TASK TO CARRY OUT.
Duplicate the listing below word for word, covering every line of it, but omit the pictures from your answer.
______________________________
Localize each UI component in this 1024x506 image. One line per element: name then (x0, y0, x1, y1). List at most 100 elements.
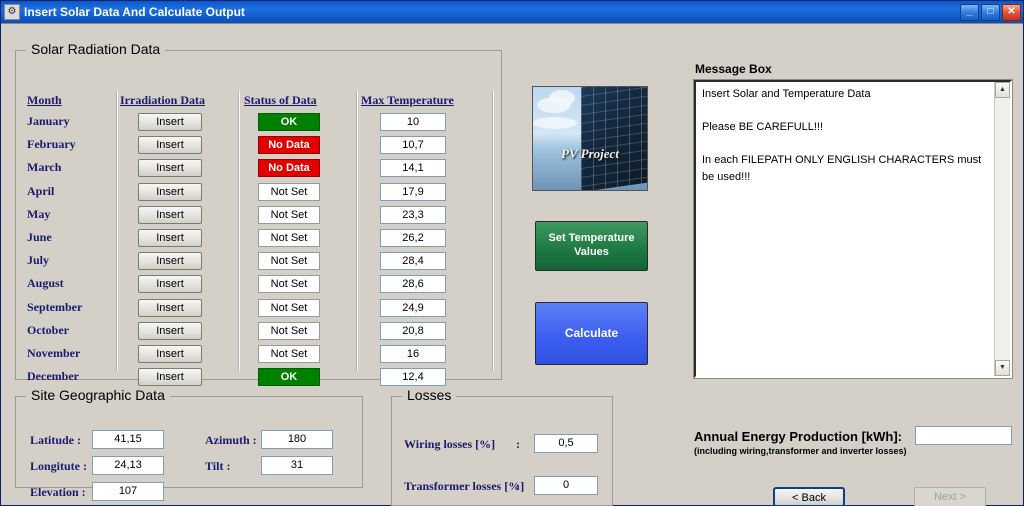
calculate-button[interactable]: Calculate (535, 302, 648, 365)
next-button: Next > (914, 487, 986, 506)
month-label: May (27, 207, 51, 221)
max-temperature-input[interactable]: 12,4 (380, 368, 446, 386)
month-label: November (27, 346, 81, 360)
max-temperature-input[interactable]: 20,8 (380, 322, 446, 340)
status-badge: Not Set (258, 299, 320, 317)
max-temperature-input[interactable]: 14,1 (380, 159, 446, 177)
pv-project-image: PV Project (532, 86, 648, 191)
insert-irradiation-button[interactable]: Insert (138, 299, 202, 317)
insert-irradiation-button[interactable]: Insert (138, 322, 202, 340)
insert-irradiation-button[interactable]: Insert (138, 229, 202, 247)
insert-irradiation-button[interactable]: Insert (138, 275, 202, 293)
max-temperature-input[interactable]: 23,3 (380, 206, 446, 224)
max-temperature-input[interactable]: 17,9 (380, 183, 446, 201)
longitude-input[interactable]: 24,13 (92, 456, 164, 475)
cloud-shape (549, 90, 575, 106)
window-controls: _ □ ✕ (960, 3, 1021, 21)
azimuth-input[interactable]: 180 (261, 430, 333, 449)
month-label: April (27, 184, 55, 198)
insert-irradiation-button[interactable]: Insert (138, 136, 202, 154)
column-header-status: Status of Data (244, 93, 317, 107)
wiring-losses-label: Wiring losses [%] (404, 437, 496, 451)
gear-icon: ⚙ (4, 4, 20, 20)
annual-energy-label: Annual Energy Production [kWh]: (694, 429, 902, 444)
transformer-losses-separator: : (516, 479, 520, 493)
tilt-input[interactable]: 31 (261, 456, 333, 475)
max-temperature-input[interactable]: 10 (380, 113, 446, 131)
scroll-down-icon[interactable]: ▼ (995, 360, 1010, 376)
message-box: Insert Solar and Temperature Data Please… (693, 79, 1013, 379)
status-badge: Not Set (258, 252, 320, 270)
max-temperature-input[interactable]: 28,4 (380, 252, 446, 270)
message-box-label: Message Box (695, 62, 772, 76)
losses-group-legend: Losses (402, 387, 457, 403)
scroll-up-icon[interactable]: ▲ (995, 82, 1010, 98)
set-temperature-values-button[interactable]: Set Temperature Values (535, 221, 648, 271)
insert-irradiation-button[interactable]: Insert (138, 368, 202, 386)
month-label: March (27, 160, 62, 174)
site-geographic-data-group: Site Geographic Data Latitude : 41,15 Lo… (15, 387, 363, 501)
column-divider-2 (238, 91, 240, 371)
pv-image-caption: PV Project (561, 146, 619, 161)
status-badge: Not Set (258, 345, 320, 363)
insert-irradiation-button[interactable]: Insert (138, 183, 202, 201)
column-header-irradiation: Irradiation Data (120, 93, 205, 107)
month-label: September (27, 300, 83, 314)
wiring-losses-input[interactable]: 0,5 (534, 434, 598, 453)
max-temperature-input[interactable]: 10,7 (380, 136, 446, 154)
solar-radiation-data-group: Solar Radiation Data Month Irradiation D… (15, 41, 502, 386)
back-button[interactable]: < Back (773, 487, 845, 506)
window-title: Insert Solar Data And Calculate Output (24, 5, 245, 19)
maximize-button[interactable]: □ (981, 3, 1000, 21)
status-badge: No Data (258, 159, 320, 177)
status-badge: OK (258, 368, 320, 386)
column-header-maxtemp: Max Temperature (361, 93, 454, 107)
application-window: ⚙ Insert Solar Data And Calculate Output… (0, 0, 1024, 506)
losses-group: Losses Wiring losses [%] : 0,5 Transform… (391, 387, 613, 506)
max-temperature-input[interactable]: 16 (380, 345, 446, 363)
status-badge: OK (258, 113, 320, 131)
insert-irradiation-button[interactable]: Insert (138, 345, 202, 363)
month-label: June (27, 230, 52, 244)
solar-panel-graphic (581, 87, 647, 190)
minimize-button[interactable]: _ (960, 3, 979, 21)
max-temperature-input[interactable]: 28,6 (380, 275, 446, 293)
month-label: December (27, 369, 79, 383)
tilt-label: Tilt : (205, 459, 231, 473)
window-body: Solar Radiation Data Month Irradiation D… (1, 23, 1023, 506)
insert-irradiation-button[interactable]: Insert (138, 159, 202, 177)
solar-group-legend: Solar Radiation Data (26, 41, 166, 57)
longitude-label: Longitute : (30, 459, 87, 473)
column-divider-3 (356, 91, 358, 371)
max-temperature-input[interactable]: 26,2 (380, 229, 446, 247)
month-label: February (27, 137, 76, 151)
column-divider-4 (492, 91, 494, 371)
close-button[interactable]: ✕ (1002, 3, 1021, 21)
status-badge: Not Set (258, 183, 320, 201)
set-temp-line1: Set Temperature (548, 232, 635, 245)
status-badge: Not Set (258, 206, 320, 224)
transformer-losses-input[interactable]: 0 (534, 476, 598, 495)
month-label: October (27, 323, 69, 337)
annual-energy-input[interactable] (915, 426, 1012, 445)
transformer-losses-label: Transformer losses [%] (404, 479, 525, 493)
insert-irradiation-button[interactable]: Insert (138, 113, 202, 131)
site-group-legend: Site Geographic Data (26, 387, 170, 403)
status-badge: No Data (258, 136, 320, 154)
month-label: January (27, 114, 70, 128)
column-header-month: Month (27, 93, 62, 107)
insert-irradiation-button[interactable]: Insert (138, 252, 202, 270)
elevation-input[interactable]: 107 (92, 482, 164, 501)
insert-irradiation-button[interactable]: Insert (138, 206, 202, 224)
cloud-shape (533, 117, 577, 129)
status-badge: Not Set (258, 322, 320, 340)
set-temp-line2: Values (574, 246, 609, 258)
latitude-input[interactable]: 41,15 (92, 430, 164, 449)
month-label: July (27, 253, 50, 267)
max-temperature-input[interactable]: 24,9 (380, 299, 446, 317)
month-label: August (27, 276, 64, 290)
message-box-scrollbar[interactable]: ▲ ▼ (994, 82, 1010, 376)
elevation-label: Elevation : (30, 485, 86, 499)
message-box-text: Insert Solar and Temperature Data Please… (702, 88, 982, 183)
latitude-label: Latitude : (30, 433, 81, 447)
______________________________
ANSWER TO THIS PROBLEM.
Localize each UI component in this 1024x506 image. One line per element: name then (x0, y0, x1, y1). List at most 100 elements.
calculate-button[interactable]: Calculate (535, 302, 648, 365)
next-button: Next > (914, 487, 986, 506)
month-label: May (27, 207, 51, 221)
max-temperature-input[interactable]: 12,4 (380, 368, 446, 386)
month-label: November (27, 346, 81, 360)
max-temperature-input[interactable]: 20,8 (380, 322, 446, 340)
status-badge: Not Set (258, 299, 320, 317)
max-temperature-input[interactable]: 14,1 (380, 159, 446, 177)
pv-project-image: PV Project (532, 86, 648, 191)
insert-irradiation-button[interactable]: Insert (138, 299, 202, 317)
insert-irradiation-button[interactable]: Insert (138, 322, 202, 340)
insert-irradiation-button[interactable]: Insert (138, 229, 202, 247)
insert-irradiation-button[interactable]: Insert (138, 275, 202, 293)
max-temperature-input[interactable]: 23,3 (380, 206, 446, 224)
max-temperature-input[interactable]: 17,9 (380, 183, 446, 201)
longitude-input[interactable]: 24,13 (92, 456, 164, 475)
cloud-shape (549, 90, 575, 106)
window-controls: _ □ ✕ (960, 3, 1021, 21)
azimuth-input[interactable]: 180 (261, 430, 333, 449)
month-label: April (27, 184, 55, 198)
insert-irradiation-button[interactable]: Insert (138, 136, 202, 154)
column-header-status: Status of Data (244, 93, 317, 107)
wiring-losses-label: Wiring losses [%] (404, 437, 496, 451)
gear-icon: ⚙ (4, 4, 20, 20)
annual-energy-label: Annual Energy Production [kWh]: (694, 429, 902, 444)
transformer-losses-separator: : (516, 479, 520, 493)
tilt-input[interactable]: 31 (261, 456, 333, 475)
max-temperature-input[interactable]: 10 (380, 113, 446, 131)
scroll-down-icon[interactable]: ▼ (995, 360, 1010, 376)
message-box: Insert Solar and Temperature Data Please… (693, 79, 1013, 379)
status-badge: Not Set (258, 252, 320, 270)
max-temperature-input[interactable]: 28,4 (380, 252, 446, 270)
message-box-label: Message Box (695, 62, 772, 76)
losses-group-legend: Losses (402, 387, 457, 403)
scroll-up-icon[interactable]: ▲ (995, 82, 1010, 98)
set-temperature-values-button[interactable]: Set Temperature Values (535, 221, 648, 271)
insert-irradiation-button[interactable]: Insert (138, 368, 202, 386)
month-label: March (27, 160, 62, 174)
site-geographic-data-group: Site Geographic Data Latitude : 41,15 Lo… (15, 387, 363, 501)
column-divider-2 (238, 91, 240, 371)
pv-image-caption: PV Project (561, 146, 619, 161)
status-badge: Not Set (258, 345, 320, 363)
insert-irradiation-button[interactable]: Insert (138, 183, 202, 201)
column-header-irradiation: Irradiation Data (120, 93, 205, 107)
month-label: September (27, 300, 83, 314)
wiring-losses-input[interactable]: 0,5 (534, 434, 598, 453)
max-temperature-input[interactable]: 10,7 (380, 136, 446, 154)
solar-radiation-data-group: Solar Radiation Data Month Irradiation D… (15, 41, 502, 386)
back-button[interactable]: < Back (773, 487, 845, 506)
window-title: Insert Solar Data And Calculate Output (24, 5, 245, 19)
maximize-button[interactable]: □ (981, 3, 1000, 21)
status-badge: No Data (258, 159, 320, 177)
status-badge: OK (258, 368, 320, 386)
column-header-maxtemp: Max Temperature (361, 93, 454, 107)
application-window: ⚙ Insert Solar Data And Calculate Output… (0, 0, 1024, 506)
losses-group: Losses Wiring losses [%] : 0,5 Transform… (391, 387, 613, 506)
max-temperature-input[interactable]: 16 (380, 345, 446, 363)
status-badge: OK (258, 113, 320, 131)
insert-irradiation-button[interactable]: Insert (138, 345, 202, 363)
month-label: June (27, 230, 52, 244)
solar-panel-graphic (581, 87, 647, 190)
minimize-button[interactable]: _ (960, 3, 979, 21)
max-temperature-input[interactable]: 28,6 (380, 275, 446, 293)
month-label: December (27, 369, 79, 383)
tilt-label: Tilt : (205, 459, 231, 473)
window-body: Solar Radiation Data Month Irradiation D… (1, 23, 1023, 506)
insert-irradiation-button[interactable]: Insert (138, 159, 202, 177)
solar-group-legend: Solar Radiation Data (26, 41, 166, 57)
longitude-label: Longitute : (30, 459, 87, 473)
column-divider-3 (356, 91, 358, 371)
max-temperature-input[interactable]: 26,2 (380, 229, 446, 247)
month-label: February (27, 137, 76, 151)
column-divider-4 (492, 91, 494, 371)
close-button[interactable]: ✕ (1002, 3, 1021, 21)
status-badge: Not Set (258, 183, 320, 201)
set-temp-line1: Set Temperature (548, 232, 635, 245)
status-badge: Not Set (258, 206, 320, 224)
transformer-losses-input[interactable]: 0 (534, 476, 598, 495)
month-label: October (27, 323, 69, 337)
annual-energy-input[interactable] (915, 426, 1012, 445)
transformer-losses-label: Transformer losses [%] (404, 479, 525, 493)
insert-irradiation-button[interactable]: Insert (138, 113, 202, 131)
site-group-legend: Site Geographic Data (26, 387, 170, 403)
status-badge: No Data (258, 136, 320, 154)
month-label: January (27, 114, 70, 128)
column-header-month: Month (27, 93, 62, 107)
insert-irradiation-button[interactable]: Insert (138, 252, 202, 270)
elevation-input[interactable]: 107 (92, 482, 164, 501)
insert-irradiation-button[interactable]: Insert (138, 206, 202, 224)
cloud-shape (533, 117, 577, 129)
status-badge: Not Set (258, 322, 320, 340)
set-temp-line2: Values (574, 246, 609, 258)
latitude-input[interactable]: 41,15 (92, 430, 164, 449)
month-label: July (27, 253, 50, 267)
max-temperature-input[interactable]: 24,9 (380, 299, 446, 317)
month-label: August (27, 276, 64, 290)
message-box-scrollbar[interactable]: ▲ ▼ (994, 82, 1010, 376)
elevation-label: Elevation : (30, 485, 86, 499)
message-box-text: Insert Solar and Temperature Data Please… (702, 88, 982, 183)
latitude-label: Latitude : (30, 433, 81, 447)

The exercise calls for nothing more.